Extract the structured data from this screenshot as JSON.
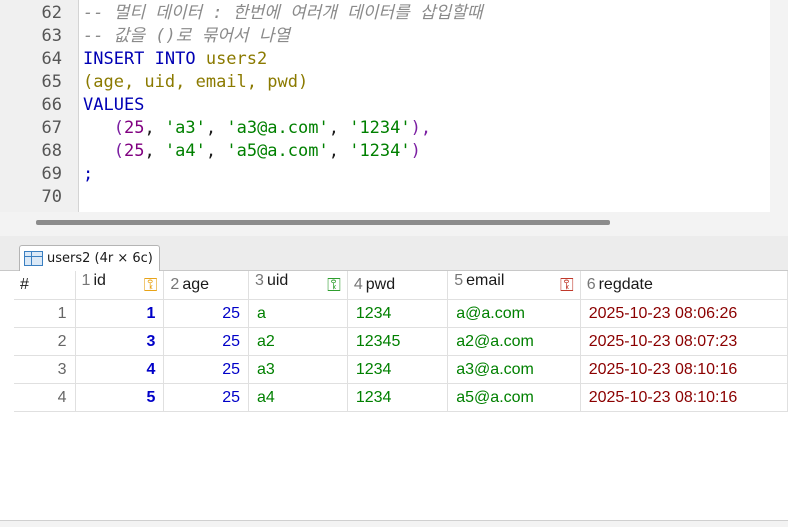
{
  "editor": {
    "lines": [
      {
        "num": "62",
        "parts": [
          {
            "t": "-- 멀티 데이터 : 한번에 여러개 데이터를 삽입할때",
            "c": "cm"
          }
        ]
      },
      {
        "num": "63",
        "parts": [
          {
            "t": "-- 값을 ()로 묶어서 나열",
            "c": "cm"
          }
        ]
      },
      {
        "num": "64",
        "parts": [
          {
            "t": "INSERT INTO ",
            "c": "kw"
          },
          {
            "t": "users2",
            "c": "id"
          }
        ]
      },
      {
        "num": "65",
        "parts": [
          {
            "t": "(",
            "c": "id"
          },
          {
            "t": "age, uid, email, pwd",
            "c": "id"
          },
          {
            "t": ")",
            "c": "id"
          }
        ]
      },
      {
        "num": "66",
        "parts": [
          {
            "t": "VALUES",
            "c": "kw"
          }
        ]
      },
      {
        "num": "67",
        "parts": [
          {
            "t": "   (",
            "c": "pn"
          },
          {
            "t": "25",
            "c": "nm"
          },
          {
            "t": ", ",
            "c": "bl"
          },
          {
            "t": "'a3'",
            "c": "st"
          },
          {
            "t": ", ",
            "c": "bl"
          },
          {
            "t": "'a3@a.com'",
            "c": "st"
          },
          {
            "t": ", ",
            "c": "bl"
          },
          {
            "t": "'1234'",
            "c": "st"
          },
          {
            "t": "),",
            "c": "pn"
          }
        ]
      },
      {
        "num": "68",
        "parts": [
          {
            "t": "   (",
            "c": "pn"
          },
          {
            "t": "25",
            "c": "nm"
          },
          {
            "t": ", ",
            "c": "bl"
          },
          {
            "t": "'a4'",
            "c": "st"
          },
          {
            "t": ", ",
            "c": "bl"
          },
          {
            "t": "'a5@a.com'",
            "c": "st"
          },
          {
            "t": ", ",
            "c": "bl"
          },
          {
            "t": "'1234'",
            "c": "st"
          },
          {
            "t": ")",
            "c": "pn"
          }
        ]
      },
      {
        "num": "69",
        "parts": [
          {
            "t": ";",
            "c": "kw"
          }
        ]
      },
      {
        "num": "70",
        "parts": []
      }
    ]
  },
  "result": {
    "tab_label": "users2 (4r × 6c)",
    "columns": [
      {
        "label": "#",
        "num": "",
        "key": ""
      },
      {
        "label": "id",
        "num": "1",
        "key": "primary"
      },
      {
        "label": "age",
        "num": "2",
        "key": ""
      },
      {
        "label": "uid",
        "num": "3",
        "key": "unique"
      },
      {
        "label": "pwd",
        "num": "4",
        "key": ""
      },
      {
        "label": "email",
        "num": "5",
        "key": "foreign"
      },
      {
        "label": "regdate",
        "num": "6",
        "key": ""
      }
    ],
    "rows": [
      [
        "1",
        "1",
        "25",
        "a",
        "1234",
        "a@a.com",
        "2025-10-23 08:06:26"
      ],
      [
        "2",
        "3",
        "25",
        "a2",
        "12345",
        "a2@a.com",
        "2025-10-23 08:07:23"
      ],
      [
        "3",
        "4",
        "25",
        "a3",
        "1234",
        "a3@a.com",
        "2025-10-23 08:10:16"
      ],
      [
        "4",
        "5",
        "25",
        "a4",
        "1234",
        "a5@a.com",
        "2025-10-23 08:10:16"
      ]
    ]
  },
  "colors": {
    "key_primary": "#e8a317",
    "key_unique": "#2e9e2e",
    "key_foreign": "#c0392b"
  },
  "icons": {
    "tab_icon": "table-grid-icon",
    "key_icon": "key-icon"
  }
}
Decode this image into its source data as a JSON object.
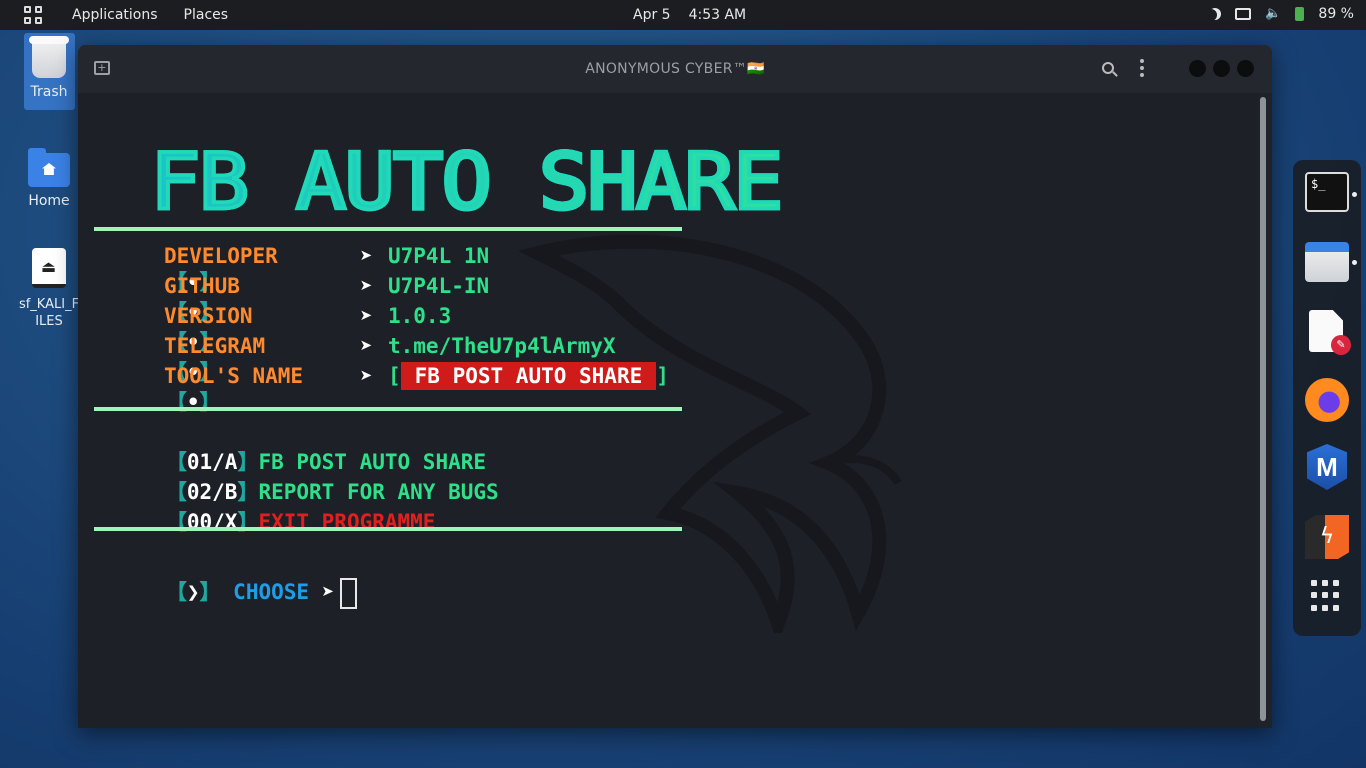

● ● ● ●

▸ **WHAT THIS TASK INVOLVES**:
List every line above that contains the word "data".

▸ **EXERCISE OUTPUT**:
Extract the structured data from this screenshot as JSON.
Decode this image into its source data as a JSON object.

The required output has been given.